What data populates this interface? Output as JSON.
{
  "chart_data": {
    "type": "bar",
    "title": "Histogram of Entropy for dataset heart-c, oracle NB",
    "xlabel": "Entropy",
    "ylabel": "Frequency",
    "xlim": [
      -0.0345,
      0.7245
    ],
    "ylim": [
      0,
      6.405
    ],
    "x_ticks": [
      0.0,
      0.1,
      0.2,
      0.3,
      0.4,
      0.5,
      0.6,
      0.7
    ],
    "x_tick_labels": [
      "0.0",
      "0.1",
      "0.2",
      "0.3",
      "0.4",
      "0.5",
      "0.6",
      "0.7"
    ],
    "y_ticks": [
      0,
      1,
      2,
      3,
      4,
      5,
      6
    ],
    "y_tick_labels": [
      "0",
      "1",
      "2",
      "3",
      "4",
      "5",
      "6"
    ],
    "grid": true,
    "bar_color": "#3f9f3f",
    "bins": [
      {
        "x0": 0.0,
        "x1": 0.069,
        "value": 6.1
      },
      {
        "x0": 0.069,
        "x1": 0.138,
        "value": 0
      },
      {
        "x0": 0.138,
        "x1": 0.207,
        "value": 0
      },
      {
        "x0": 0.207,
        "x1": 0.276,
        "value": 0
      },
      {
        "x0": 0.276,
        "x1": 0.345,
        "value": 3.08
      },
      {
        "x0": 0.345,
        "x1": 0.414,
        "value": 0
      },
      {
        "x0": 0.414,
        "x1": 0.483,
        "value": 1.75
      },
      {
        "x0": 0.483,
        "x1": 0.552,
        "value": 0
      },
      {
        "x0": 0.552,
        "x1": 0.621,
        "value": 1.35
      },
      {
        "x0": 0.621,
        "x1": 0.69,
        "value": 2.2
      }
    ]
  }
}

**PROBLEM REQUIREMENTS:** How many of the lines above include the word "Entropy"? Respond with the number alone.

**SOLUTION BELOW:** 2